How many lines in the listing below include the word "this"? Answer with the number and nothing else.

┌──

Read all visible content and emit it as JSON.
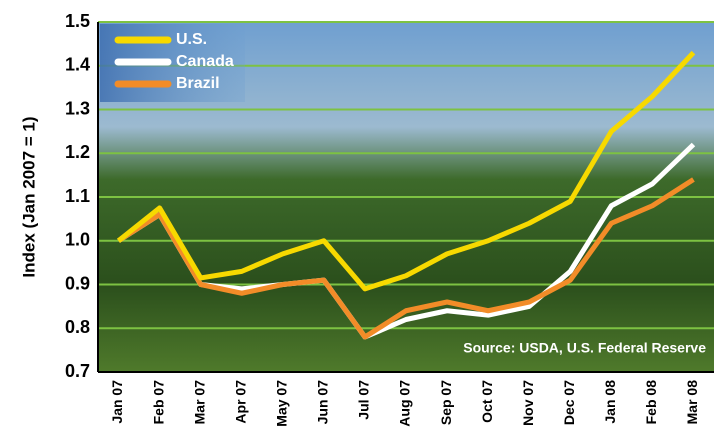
{
  "chart_data": {
    "type": "line",
    "y_label": "Index (Jan 2007 = 1)",
    "annotation": "Source: USDA, U.S. Federal Reserve",
    "categories": [
      "Jan 07",
      "Feb 07",
      "Mar 07",
      "Apr 07",
      "May 07",
      "Jun 07",
      "Jul 07",
      "Aug 07",
      "Sep 07",
      "Oct 07",
      "Nov 07",
      "Dec 07",
      "Jan 08",
      "Feb 08",
      "Mar 08"
    ],
    "series": [
      {
        "name": "U.S.",
        "color": "#f7d900",
        "values": [
          1.0,
          1.075,
          0.915,
          0.93,
          0.97,
          1.0,
          0.89,
          0.92,
          0.97,
          1.0,
          1.04,
          1.09,
          1.25,
          1.33,
          1.43
        ]
      },
      {
        "name": "Canada",
        "color": "#ffffff",
        "values": [
          1.0,
          1.06,
          0.9,
          0.89,
          0.9,
          0.91,
          0.78,
          0.82,
          0.84,
          0.83,
          0.85,
          0.93,
          1.08,
          1.13,
          1.22
        ]
      },
      {
        "name": "Brazil",
        "color": "#f28c28",
        "values": [
          1.0,
          1.06,
          0.9,
          0.88,
          0.9,
          0.91,
          0.78,
          0.84,
          0.86,
          0.84,
          0.86,
          0.91,
          1.04,
          1.08,
          1.14
        ]
      }
    ],
    "ylim": [
      0.7,
      1.5
    ],
    "yticks": [
      0.7,
      0.8,
      0.9,
      {
        "value": 1,
        "label": "1.0"
      },
      1.1,
      1.2,
      1.3,
      1.4,
      1.5
    ],
    "grid": true,
    "grid_color": "#7dc242",
    "legend": "upper left"
  }
}
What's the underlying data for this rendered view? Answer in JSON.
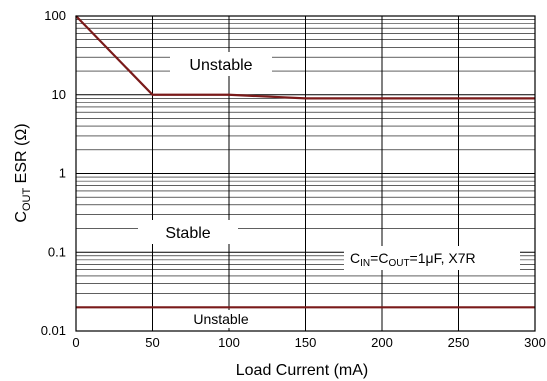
{
  "chart_data": {
    "type": "line",
    "xlabel": "Load Current (mA)",
    "ylabel_main": "C",
    "ylabel_sub": "OUT",
    "ylabel_rest": " ESR (Ω)",
    "x_ticks": [
      "0",
      "50",
      "100",
      "150",
      "200",
      "250",
      "300"
    ],
    "x_tick_values": [
      0,
      50,
      100,
      150,
      200,
      250,
      300
    ],
    "y_ticks": [
      "0.01",
      "0.1",
      "1",
      "10",
      "100"
    ],
    "y_tick_values": [
      0.01,
      0.1,
      1,
      10,
      100
    ],
    "xlim": [
      0,
      300
    ],
    "ylim": [
      0.01,
      100
    ],
    "y_scale": "log",
    "grid": true,
    "line_color": "#7a1a1a",
    "series": [
      {
        "x": [
          0,
          50,
          100,
          150,
          200,
          250,
          300
        ],
        "y": [
          100,
          10,
          10,
          9,
          9,
          9,
          9
        ]
      },
      {
        "x": [
          0,
          300
        ],
        "y": [
          0.02,
          0.02
        ]
      }
    ],
    "annotations": {
      "unstable_top": "Unstable",
      "stable": "Stable",
      "unstable_bottom": "Unstable",
      "condition": {
        "c1": "C",
        "s1": "IN",
        "eq": "=",
        "c2": "C",
        "s2": "OUT",
        "rest": "=1μF, X7R"
      }
    }
  }
}
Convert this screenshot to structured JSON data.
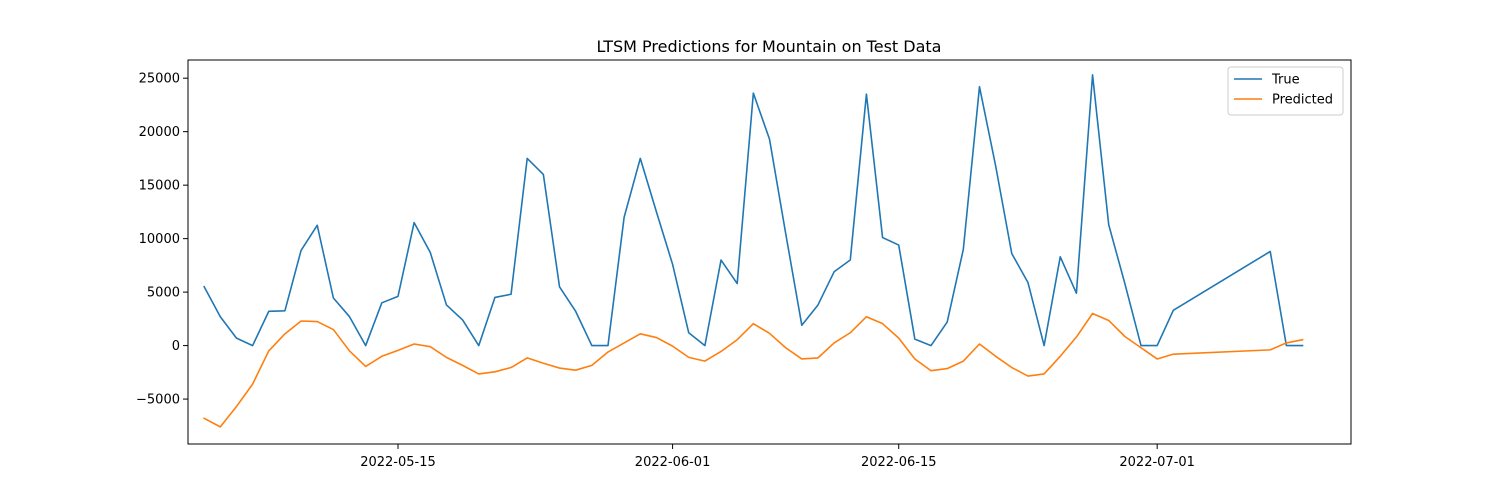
{
  "chart_data": {
    "type": "line",
    "title": "LTSM Predictions for Mountain on Test Data",
    "xlabel": "",
    "ylabel": "",
    "x_tick_labels": [
      "2022-05-15",
      "2022-06-01",
      "2022-06-15",
      "2022-07-01"
    ],
    "x_tick_dates": [
      "2022-05-15",
      "2022-06-01",
      "2022-06-15",
      "2022-07-01"
    ],
    "y_ticks": [
      -5000,
      0,
      5000,
      10000,
      15000,
      20000,
      25000
    ],
    "y_tick_labels": [
      "−5000",
      "0",
      "5000",
      "10000",
      "15000",
      "20000",
      "25000"
    ],
    "ylim": [
      -9200,
      26700
    ],
    "xlim": [
      "2022-05-02",
      "2022-07-13"
    ],
    "grid": false,
    "legend_position": "top-right",
    "series": [
      {
        "name": "True",
        "color": "#1f77b4",
        "points": [
          [
            "2022-05-03",
            5500
          ],
          [
            "2022-05-04",
            2700
          ],
          [
            "2022-05-05",
            700
          ],
          [
            "2022-05-06",
            0
          ],
          [
            "2022-05-07",
            3200
          ],
          [
            "2022-05-08",
            3250
          ],
          [
            "2022-05-09",
            8900
          ],
          [
            "2022-05-10",
            11250
          ],
          [
            "2022-05-11",
            4450
          ],
          [
            "2022-05-12",
            2700
          ],
          [
            "2022-05-13",
            0
          ],
          [
            "2022-05-14",
            4000
          ],
          [
            "2022-05-15",
            4600
          ],
          [
            "2022-05-16",
            11500
          ],
          [
            "2022-05-17",
            8700
          ],
          [
            "2022-05-18",
            3800
          ],
          [
            "2022-05-19",
            2400
          ],
          [
            "2022-05-20",
            0
          ],
          [
            "2022-05-21",
            4500
          ],
          [
            "2022-05-22",
            4800
          ],
          [
            "2022-05-23",
            17500
          ],
          [
            "2022-05-24",
            16000
          ],
          [
            "2022-05-25",
            5500
          ],
          [
            "2022-05-26",
            3200
          ],
          [
            "2022-05-27",
            0
          ],
          [
            "2022-05-28",
            0
          ],
          [
            "2022-05-29",
            12000
          ],
          [
            "2022-05-30",
            17500
          ],
          [
            "2022-05-31",
            12500
          ],
          [
            "2022-06-01",
            7600
          ],
          [
            "2022-06-02",
            1200
          ],
          [
            "2022-06-03",
            0
          ],
          [
            "2022-06-04",
            8000
          ],
          [
            "2022-06-05",
            5800
          ],
          [
            "2022-06-06",
            23600
          ],
          [
            "2022-06-07",
            19300
          ],
          [
            "2022-06-08",
            10500
          ],
          [
            "2022-06-09",
            1900
          ],
          [
            "2022-06-10",
            3800
          ],
          [
            "2022-06-11",
            6900
          ],
          [
            "2022-06-12",
            8000
          ],
          [
            "2022-06-13",
            23500
          ],
          [
            "2022-06-14",
            10100
          ],
          [
            "2022-06-15",
            9400
          ],
          [
            "2022-06-16",
            600
          ],
          [
            "2022-06-17",
            0
          ],
          [
            "2022-06-18",
            2200
          ],
          [
            "2022-06-19",
            9000
          ],
          [
            "2022-06-20",
            24200
          ],
          [
            "2022-06-21",
            16800
          ],
          [
            "2022-06-22",
            8600
          ],
          [
            "2022-06-23",
            5900
          ],
          [
            "2022-06-24",
            0
          ],
          [
            "2022-06-25",
            8300
          ],
          [
            "2022-06-26",
            4900
          ],
          [
            "2022-06-27",
            25300
          ],
          [
            "2022-06-28",
            11300
          ],
          [
            "2022-06-29",
            5800
          ],
          [
            "2022-06-30",
            0
          ],
          [
            "2022-07-01",
            0
          ],
          [
            "2022-07-02",
            3300
          ],
          [
            "2022-07-08",
            8800
          ],
          [
            "2022-07-09",
            0
          ],
          [
            "2022-07-10",
            0
          ]
        ]
      },
      {
        "name": "Predicted",
        "color": "#ff7f0e",
        "points": [
          [
            "2022-05-03",
            -6800
          ],
          [
            "2022-05-04",
            -7600
          ],
          [
            "2022-05-05",
            -5700
          ],
          [
            "2022-05-06",
            -3600
          ],
          [
            "2022-05-07",
            -500
          ],
          [
            "2022-05-08",
            1100
          ],
          [
            "2022-05-09",
            2300
          ],
          [
            "2022-05-10",
            2250
          ],
          [
            "2022-05-11",
            1500
          ],
          [
            "2022-05-12",
            -500
          ],
          [
            "2022-05-13",
            -1950
          ],
          [
            "2022-05-14",
            -1000
          ],
          [
            "2022-05-15",
            -450
          ],
          [
            "2022-05-16",
            150
          ],
          [
            "2022-05-17",
            -100
          ],
          [
            "2022-05-18",
            -1100
          ],
          [
            "2022-05-19",
            -1850
          ],
          [
            "2022-05-20",
            -2650
          ],
          [
            "2022-05-21",
            -2450
          ],
          [
            "2022-05-22",
            -2050
          ],
          [
            "2022-05-23",
            -1150
          ],
          [
            "2022-05-24",
            -1650
          ],
          [
            "2022-05-25",
            -2100
          ],
          [
            "2022-05-26",
            -2300
          ],
          [
            "2022-05-27",
            -1850
          ],
          [
            "2022-05-28",
            -600
          ],
          [
            "2022-05-29",
            250
          ],
          [
            "2022-05-30",
            1100
          ],
          [
            "2022-05-31",
            750
          ],
          [
            "2022-06-01",
            -50
          ],
          [
            "2022-06-02",
            -1100
          ],
          [
            "2022-06-03",
            -1450
          ],
          [
            "2022-06-04",
            -550
          ],
          [
            "2022-06-05",
            550
          ],
          [
            "2022-06-06",
            2050
          ],
          [
            "2022-06-07",
            1150
          ],
          [
            "2022-06-08",
            -200
          ],
          [
            "2022-06-09",
            -1250
          ],
          [
            "2022-06-10",
            -1150
          ],
          [
            "2022-06-11",
            250
          ],
          [
            "2022-06-12",
            1200
          ],
          [
            "2022-06-13",
            2700
          ],
          [
            "2022-06-14",
            2050
          ],
          [
            "2022-06-15",
            700
          ],
          [
            "2022-06-16",
            -1250
          ],
          [
            "2022-06-17",
            -2350
          ],
          [
            "2022-06-18",
            -2150
          ],
          [
            "2022-06-19",
            -1450
          ],
          [
            "2022-06-20",
            150
          ],
          [
            "2022-06-21",
            -1000
          ],
          [
            "2022-06-22",
            -2050
          ],
          [
            "2022-06-23",
            -2850
          ],
          [
            "2022-06-24",
            -2650
          ],
          [
            "2022-06-25",
            -1000
          ],
          [
            "2022-06-26",
            800
          ],
          [
            "2022-06-27",
            3000
          ],
          [
            "2022-06-28",
            2350
          ],
          [
            "2022-06-29",
            850
          ],
          [
            "2022-06-30",
            -200
          ],
          [
            "2022-07-01",
            -1250
          ],
          [
            "2022-07-02",
            -800
          ],
          [
            "2022-07-08",
            -400
          ],
          [
            "2022-07-09",
            250
          ],
          [
            "2022-07-10",
            550
          ]
        ]
      }
    ]
  }
}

└──

**Solution to the problem:**
2